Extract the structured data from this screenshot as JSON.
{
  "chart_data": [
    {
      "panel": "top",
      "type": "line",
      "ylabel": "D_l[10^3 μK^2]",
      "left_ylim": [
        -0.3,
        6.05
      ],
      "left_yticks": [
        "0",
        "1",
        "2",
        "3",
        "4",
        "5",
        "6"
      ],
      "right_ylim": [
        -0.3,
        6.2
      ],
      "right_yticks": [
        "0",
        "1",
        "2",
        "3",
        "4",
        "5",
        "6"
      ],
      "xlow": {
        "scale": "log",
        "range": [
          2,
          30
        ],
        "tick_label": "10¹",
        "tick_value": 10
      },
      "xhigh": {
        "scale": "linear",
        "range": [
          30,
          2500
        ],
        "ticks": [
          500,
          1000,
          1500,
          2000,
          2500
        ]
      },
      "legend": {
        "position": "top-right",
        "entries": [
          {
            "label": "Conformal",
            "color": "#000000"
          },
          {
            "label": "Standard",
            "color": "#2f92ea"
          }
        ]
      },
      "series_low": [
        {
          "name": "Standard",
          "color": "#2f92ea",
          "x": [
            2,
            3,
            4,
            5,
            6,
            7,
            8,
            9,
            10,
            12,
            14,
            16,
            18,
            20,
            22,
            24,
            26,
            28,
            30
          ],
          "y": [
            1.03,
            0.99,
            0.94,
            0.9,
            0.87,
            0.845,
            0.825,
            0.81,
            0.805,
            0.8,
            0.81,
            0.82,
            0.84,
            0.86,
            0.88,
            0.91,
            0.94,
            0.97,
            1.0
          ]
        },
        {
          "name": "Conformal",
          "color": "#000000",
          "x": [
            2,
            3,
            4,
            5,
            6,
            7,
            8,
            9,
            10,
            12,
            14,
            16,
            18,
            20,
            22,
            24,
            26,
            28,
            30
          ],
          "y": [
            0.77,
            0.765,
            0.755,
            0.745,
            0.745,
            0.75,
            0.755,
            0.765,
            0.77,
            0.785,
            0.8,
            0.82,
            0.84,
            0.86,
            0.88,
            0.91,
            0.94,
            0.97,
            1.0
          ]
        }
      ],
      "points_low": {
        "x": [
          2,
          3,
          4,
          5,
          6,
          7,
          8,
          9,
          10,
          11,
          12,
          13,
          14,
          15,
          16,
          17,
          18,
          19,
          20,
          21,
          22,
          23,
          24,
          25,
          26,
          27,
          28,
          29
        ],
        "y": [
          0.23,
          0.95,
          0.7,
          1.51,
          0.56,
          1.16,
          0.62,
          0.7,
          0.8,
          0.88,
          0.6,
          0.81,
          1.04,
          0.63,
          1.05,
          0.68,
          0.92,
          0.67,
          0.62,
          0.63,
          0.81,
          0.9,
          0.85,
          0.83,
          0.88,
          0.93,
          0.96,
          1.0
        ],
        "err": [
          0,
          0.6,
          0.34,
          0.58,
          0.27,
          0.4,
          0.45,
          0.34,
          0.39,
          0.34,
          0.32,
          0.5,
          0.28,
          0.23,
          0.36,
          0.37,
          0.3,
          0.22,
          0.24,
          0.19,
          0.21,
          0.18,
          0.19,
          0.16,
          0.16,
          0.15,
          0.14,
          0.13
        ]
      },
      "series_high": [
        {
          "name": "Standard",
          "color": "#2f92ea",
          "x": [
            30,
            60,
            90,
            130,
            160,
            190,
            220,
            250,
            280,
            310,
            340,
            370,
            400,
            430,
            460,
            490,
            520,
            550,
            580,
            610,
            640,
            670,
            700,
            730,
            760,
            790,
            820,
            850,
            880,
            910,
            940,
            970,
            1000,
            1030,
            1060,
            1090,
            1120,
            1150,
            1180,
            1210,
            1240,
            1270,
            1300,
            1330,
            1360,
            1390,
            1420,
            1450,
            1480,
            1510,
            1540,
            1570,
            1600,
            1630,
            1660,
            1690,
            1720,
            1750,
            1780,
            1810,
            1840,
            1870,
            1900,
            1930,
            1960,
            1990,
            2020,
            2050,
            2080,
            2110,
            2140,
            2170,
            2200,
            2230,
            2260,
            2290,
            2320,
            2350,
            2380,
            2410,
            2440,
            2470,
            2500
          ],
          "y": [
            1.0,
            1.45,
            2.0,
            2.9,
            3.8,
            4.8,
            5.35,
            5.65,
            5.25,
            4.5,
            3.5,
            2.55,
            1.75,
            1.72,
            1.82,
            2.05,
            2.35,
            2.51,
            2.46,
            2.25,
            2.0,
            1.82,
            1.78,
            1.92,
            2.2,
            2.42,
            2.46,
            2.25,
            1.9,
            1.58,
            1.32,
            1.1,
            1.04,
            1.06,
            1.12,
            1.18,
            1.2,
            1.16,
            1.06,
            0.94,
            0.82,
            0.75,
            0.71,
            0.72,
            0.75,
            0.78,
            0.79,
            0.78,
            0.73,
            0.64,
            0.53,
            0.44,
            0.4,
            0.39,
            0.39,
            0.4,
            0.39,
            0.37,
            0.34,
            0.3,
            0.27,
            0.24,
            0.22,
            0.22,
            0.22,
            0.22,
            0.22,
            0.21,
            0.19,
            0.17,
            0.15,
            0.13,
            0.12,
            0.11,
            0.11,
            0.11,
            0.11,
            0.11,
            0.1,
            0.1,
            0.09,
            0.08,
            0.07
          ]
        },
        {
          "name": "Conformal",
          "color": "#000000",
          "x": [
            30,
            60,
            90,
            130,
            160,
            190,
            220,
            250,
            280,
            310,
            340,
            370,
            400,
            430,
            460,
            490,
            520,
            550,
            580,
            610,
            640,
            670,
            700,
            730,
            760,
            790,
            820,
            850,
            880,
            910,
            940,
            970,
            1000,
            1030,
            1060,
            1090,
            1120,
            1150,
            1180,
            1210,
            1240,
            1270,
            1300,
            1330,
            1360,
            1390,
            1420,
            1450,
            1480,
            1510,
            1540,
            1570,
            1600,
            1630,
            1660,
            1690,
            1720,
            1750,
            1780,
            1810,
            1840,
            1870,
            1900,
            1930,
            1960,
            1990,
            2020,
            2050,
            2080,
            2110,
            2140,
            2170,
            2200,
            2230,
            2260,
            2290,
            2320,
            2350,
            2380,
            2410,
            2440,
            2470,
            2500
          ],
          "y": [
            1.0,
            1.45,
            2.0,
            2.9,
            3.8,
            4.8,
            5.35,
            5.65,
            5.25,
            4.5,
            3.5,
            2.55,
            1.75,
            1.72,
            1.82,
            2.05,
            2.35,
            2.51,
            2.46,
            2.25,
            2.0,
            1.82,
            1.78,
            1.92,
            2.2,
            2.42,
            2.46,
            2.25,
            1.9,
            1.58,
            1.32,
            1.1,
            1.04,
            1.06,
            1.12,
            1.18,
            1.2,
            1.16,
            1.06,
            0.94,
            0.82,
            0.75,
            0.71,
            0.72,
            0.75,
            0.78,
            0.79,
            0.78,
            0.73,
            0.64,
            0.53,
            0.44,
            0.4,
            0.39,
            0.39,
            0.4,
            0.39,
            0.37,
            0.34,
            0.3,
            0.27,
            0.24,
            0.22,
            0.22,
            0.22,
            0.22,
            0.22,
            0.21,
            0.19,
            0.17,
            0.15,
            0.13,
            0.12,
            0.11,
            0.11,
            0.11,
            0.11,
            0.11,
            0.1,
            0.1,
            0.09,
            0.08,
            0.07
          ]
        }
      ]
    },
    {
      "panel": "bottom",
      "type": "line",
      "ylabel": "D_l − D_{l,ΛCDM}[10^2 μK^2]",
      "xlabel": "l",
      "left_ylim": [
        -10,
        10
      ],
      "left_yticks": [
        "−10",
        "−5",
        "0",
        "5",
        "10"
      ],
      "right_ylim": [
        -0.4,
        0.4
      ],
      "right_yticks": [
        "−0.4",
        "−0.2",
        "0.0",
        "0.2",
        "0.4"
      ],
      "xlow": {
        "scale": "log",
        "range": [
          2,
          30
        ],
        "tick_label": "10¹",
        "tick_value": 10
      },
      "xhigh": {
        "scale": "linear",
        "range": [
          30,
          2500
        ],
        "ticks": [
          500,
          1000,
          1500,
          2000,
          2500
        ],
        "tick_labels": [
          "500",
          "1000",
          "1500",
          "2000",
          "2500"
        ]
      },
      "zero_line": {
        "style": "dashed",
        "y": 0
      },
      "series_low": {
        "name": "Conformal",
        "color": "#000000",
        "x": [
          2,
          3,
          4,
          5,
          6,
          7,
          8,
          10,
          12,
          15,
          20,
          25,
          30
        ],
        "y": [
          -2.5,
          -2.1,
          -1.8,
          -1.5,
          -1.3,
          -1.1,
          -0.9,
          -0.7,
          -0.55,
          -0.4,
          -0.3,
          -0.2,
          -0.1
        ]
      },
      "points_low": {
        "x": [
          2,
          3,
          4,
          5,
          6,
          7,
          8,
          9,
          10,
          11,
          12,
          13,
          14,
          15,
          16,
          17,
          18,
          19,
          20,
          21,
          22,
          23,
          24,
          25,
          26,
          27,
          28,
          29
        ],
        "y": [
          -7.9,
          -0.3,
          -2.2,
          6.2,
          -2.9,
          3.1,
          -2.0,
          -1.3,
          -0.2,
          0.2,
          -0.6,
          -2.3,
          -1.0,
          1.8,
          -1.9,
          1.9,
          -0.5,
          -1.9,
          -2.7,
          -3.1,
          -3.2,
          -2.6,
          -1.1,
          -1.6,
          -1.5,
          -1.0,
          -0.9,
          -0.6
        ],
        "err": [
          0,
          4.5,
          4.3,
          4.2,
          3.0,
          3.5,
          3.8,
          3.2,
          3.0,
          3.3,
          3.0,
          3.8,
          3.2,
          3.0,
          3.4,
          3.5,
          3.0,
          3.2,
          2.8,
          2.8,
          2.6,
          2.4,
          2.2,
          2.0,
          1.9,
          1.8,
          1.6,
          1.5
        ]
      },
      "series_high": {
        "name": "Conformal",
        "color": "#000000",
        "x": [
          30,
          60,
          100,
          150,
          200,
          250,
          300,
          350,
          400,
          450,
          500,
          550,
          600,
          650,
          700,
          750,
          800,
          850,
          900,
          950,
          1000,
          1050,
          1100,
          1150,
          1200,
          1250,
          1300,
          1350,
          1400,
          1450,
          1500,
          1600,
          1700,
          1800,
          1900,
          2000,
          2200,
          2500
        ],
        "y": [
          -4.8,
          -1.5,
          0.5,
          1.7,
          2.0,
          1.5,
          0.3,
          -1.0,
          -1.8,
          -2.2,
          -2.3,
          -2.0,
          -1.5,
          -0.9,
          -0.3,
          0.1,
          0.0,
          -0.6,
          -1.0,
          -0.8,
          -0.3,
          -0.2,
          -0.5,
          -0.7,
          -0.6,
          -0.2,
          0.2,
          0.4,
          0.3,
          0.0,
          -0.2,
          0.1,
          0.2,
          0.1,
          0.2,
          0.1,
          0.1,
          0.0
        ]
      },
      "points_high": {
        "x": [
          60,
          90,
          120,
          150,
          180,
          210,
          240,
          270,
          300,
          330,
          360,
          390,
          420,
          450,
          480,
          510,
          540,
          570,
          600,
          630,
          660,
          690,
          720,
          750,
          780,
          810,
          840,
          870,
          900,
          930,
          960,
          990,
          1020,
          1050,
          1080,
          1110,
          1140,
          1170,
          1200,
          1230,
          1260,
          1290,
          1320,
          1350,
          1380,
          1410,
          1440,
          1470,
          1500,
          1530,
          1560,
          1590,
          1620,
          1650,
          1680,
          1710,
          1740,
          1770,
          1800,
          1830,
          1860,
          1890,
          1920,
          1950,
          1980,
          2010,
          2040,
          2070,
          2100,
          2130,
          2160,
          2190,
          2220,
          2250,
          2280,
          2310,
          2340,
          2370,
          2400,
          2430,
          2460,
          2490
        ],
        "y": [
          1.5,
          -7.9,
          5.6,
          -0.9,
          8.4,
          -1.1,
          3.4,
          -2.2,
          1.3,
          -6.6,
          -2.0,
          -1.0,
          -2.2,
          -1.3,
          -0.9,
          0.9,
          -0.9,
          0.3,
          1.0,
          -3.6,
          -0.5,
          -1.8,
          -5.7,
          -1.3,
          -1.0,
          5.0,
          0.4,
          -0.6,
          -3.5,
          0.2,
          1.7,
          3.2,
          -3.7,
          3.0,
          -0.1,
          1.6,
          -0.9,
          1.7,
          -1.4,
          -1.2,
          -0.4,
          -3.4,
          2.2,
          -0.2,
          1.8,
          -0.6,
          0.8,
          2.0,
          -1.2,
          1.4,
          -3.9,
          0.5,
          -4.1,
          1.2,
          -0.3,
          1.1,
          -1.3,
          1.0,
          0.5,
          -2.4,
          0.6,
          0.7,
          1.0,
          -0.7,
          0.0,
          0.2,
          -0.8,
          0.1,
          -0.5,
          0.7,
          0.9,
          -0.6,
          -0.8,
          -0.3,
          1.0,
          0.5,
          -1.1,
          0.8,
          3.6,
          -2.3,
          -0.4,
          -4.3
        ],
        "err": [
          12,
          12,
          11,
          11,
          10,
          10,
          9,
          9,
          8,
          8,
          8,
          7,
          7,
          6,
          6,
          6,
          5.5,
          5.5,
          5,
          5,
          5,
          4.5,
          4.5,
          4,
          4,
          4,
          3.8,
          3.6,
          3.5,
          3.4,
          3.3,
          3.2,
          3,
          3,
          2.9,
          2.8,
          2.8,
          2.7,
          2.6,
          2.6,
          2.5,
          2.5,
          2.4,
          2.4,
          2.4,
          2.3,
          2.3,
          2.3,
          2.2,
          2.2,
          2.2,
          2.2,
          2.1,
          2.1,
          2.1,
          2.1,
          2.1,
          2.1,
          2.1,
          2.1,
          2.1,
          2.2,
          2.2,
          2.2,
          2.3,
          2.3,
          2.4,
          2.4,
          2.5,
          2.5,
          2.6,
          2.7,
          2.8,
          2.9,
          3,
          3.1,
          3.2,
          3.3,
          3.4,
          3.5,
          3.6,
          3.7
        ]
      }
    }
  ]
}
◆ ◆ ◆ ◆
▸ **REQUIRED TASK**: Gather and return every line that holds the string "ylabel".

▸ **RESPONSE FOR THIS EXERCISE**:
      "ylabel": "D_l[10^3 μK^2]",
      "ylabel": "D_l − D_{l,ΛCDM}[10^2 μK^2]",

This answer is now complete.